SET PROBLEM: Scan the data. Collect each line that contains the word "органы".
--- PROVIDED ENTRIES ---
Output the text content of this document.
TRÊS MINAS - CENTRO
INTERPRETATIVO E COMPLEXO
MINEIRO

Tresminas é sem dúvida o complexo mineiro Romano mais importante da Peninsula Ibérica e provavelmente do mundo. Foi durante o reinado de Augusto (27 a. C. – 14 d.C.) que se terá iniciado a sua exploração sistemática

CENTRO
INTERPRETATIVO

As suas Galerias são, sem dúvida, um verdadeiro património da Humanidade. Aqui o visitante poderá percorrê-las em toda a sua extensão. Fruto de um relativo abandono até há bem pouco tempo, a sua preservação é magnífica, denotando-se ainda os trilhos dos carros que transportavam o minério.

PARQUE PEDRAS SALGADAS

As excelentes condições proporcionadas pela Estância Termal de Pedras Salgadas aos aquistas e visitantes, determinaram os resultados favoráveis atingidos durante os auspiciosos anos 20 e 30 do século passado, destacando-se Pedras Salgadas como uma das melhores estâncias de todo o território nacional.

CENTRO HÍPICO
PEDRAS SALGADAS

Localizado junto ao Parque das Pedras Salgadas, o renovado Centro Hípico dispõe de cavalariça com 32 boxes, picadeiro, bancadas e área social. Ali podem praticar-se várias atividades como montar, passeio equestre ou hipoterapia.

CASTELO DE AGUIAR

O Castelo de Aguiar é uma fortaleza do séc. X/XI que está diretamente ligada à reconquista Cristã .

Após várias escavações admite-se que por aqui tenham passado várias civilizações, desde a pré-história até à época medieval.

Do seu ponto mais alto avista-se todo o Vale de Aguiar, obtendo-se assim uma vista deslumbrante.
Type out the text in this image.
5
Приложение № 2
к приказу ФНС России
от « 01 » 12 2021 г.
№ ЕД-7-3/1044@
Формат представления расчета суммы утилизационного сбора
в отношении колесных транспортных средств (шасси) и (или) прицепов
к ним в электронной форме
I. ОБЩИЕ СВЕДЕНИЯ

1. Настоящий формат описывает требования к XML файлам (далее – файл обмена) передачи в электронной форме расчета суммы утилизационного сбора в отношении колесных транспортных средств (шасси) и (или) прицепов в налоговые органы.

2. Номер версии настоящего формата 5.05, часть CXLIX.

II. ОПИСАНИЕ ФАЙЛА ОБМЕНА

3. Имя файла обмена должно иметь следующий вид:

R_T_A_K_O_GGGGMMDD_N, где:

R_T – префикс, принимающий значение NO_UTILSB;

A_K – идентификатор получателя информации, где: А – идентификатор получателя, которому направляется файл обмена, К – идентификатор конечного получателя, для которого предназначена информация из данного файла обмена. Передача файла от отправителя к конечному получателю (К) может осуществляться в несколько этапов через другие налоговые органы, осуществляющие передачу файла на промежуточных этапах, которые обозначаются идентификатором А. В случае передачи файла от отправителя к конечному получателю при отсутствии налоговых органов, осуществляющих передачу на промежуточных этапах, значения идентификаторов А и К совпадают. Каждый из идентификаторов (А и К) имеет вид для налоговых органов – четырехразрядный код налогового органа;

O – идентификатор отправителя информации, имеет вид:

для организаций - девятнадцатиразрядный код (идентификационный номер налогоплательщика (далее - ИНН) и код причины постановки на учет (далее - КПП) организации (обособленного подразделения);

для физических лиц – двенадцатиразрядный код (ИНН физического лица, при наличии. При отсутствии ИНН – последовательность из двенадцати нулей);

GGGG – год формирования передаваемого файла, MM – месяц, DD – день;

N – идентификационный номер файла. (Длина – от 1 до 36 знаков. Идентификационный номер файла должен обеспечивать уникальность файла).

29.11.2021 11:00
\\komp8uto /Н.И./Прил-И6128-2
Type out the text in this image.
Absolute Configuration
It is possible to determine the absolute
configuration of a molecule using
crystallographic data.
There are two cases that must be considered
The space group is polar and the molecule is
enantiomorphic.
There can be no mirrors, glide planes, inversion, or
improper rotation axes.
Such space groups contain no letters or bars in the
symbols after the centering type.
---
FULL RESPONSE:
1. Настоящий формат описывает требования к XML файлам (далее – файл обмена) передачи в электронной форме расчета суммы утилизационного сбора в отношении колесных транспортных средств (шасси) и (или) прицепов в налоговые органы.
A_K – идентификатор получателя информации, где: А – идентификатор получателя, которому направляется файл обмена, К – идентификатор конечного получателя, для которого предназначена информация из данного файла обмена. Передача файла от отправителя к конечному получателю (К) может осуществляться в несколько этапов через другие налоговые органы, осуществляющие передачу файла на промежуточных этапах, которые обозначаются идентификатором А. В случае передачи файла от отправителя к конечному получателю при отсутствии налоговых органов, осуществляющих передачу на промежуточных этапах, значения идентификаторов А и К совпадают. Каждый из идентификаторов (А и К) имеет вид для налоговых органов – четырехразрядный код налогового органа;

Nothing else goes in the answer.